=== Required work ===
The entries are to be returned exactly, with images left out.

=== Raw data ===
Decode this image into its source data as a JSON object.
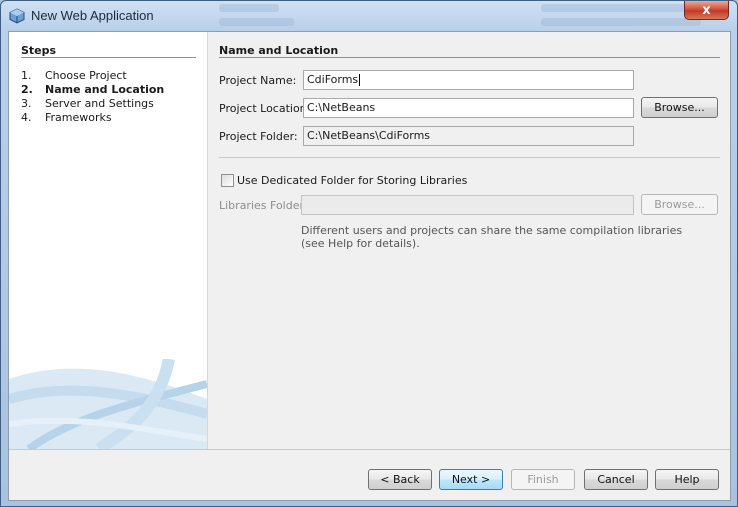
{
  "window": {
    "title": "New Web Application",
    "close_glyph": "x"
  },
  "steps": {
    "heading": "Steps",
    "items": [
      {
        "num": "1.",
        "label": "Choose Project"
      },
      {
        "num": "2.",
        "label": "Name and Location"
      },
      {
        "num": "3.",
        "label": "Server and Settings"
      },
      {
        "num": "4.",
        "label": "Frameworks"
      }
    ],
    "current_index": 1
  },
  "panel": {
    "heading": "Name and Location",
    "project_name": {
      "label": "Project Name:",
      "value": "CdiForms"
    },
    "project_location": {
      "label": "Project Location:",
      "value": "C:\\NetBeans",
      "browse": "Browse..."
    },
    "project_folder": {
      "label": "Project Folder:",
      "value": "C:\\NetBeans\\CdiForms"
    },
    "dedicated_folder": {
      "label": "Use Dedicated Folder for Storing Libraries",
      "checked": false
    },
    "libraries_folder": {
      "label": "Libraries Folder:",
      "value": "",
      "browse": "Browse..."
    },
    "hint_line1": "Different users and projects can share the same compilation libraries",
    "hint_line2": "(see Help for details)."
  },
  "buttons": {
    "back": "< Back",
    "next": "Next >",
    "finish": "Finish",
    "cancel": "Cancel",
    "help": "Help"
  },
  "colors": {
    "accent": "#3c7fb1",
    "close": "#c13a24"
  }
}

=== Answer to the task ===
Decode this image into its source data as a JSON object.
{
  "window": {
    "title": "New Web Application",
    "close_glyph": "x"
  },
  "steps": {
    "heading": "Steps",
    "items": [
      {
        "num": "1.",
        "label": "Choose Project"
      },
      {
        "num": "2.",
        "label": "Name and Location"
      },
      {
        "num": "3.",
        "label": "Server and Settings"
      },
      {
        "num": "4.",
        "label": "Frameworks"
      }
    ],
    "current_index": 1
  },
  "panel": {
    "heading": "Name and Location",
    "project_name": {
      "label": "Project Name:",
      "value": "CdiForms"
    },
    "project_location": {
      "label": "Project Location:",
      "value": "C:\\NetBeans",
      "browse": "Browse..."
    },
    "project_folder": {
      "label": "Project Folder:",
      "value": "C:\\NetBeans\\CdiForms"
    },
    "dedicated_folder": {
      "label": "Use Dedicated Folder for Storing Libraries",
      "checked": false
    },
    "libraries_folder": {
      "label": "Libraries Folder:",
      "value": "",
      "browse": "Browse..."
    },
    "hint_line1": "Different users and projects can share the same compilation libraries",
    "hint_line2": "(see Help for details)."
  },
  "buttons": {
    "back": "< Back",
    "next": "Next >",
    "finish": "Finish",
    "cancel": "Cancel",
    "help": "Help"
  },
  "colors": {
    "accent": "#3c7fb1",
    "close": "#c13a24"
  }
}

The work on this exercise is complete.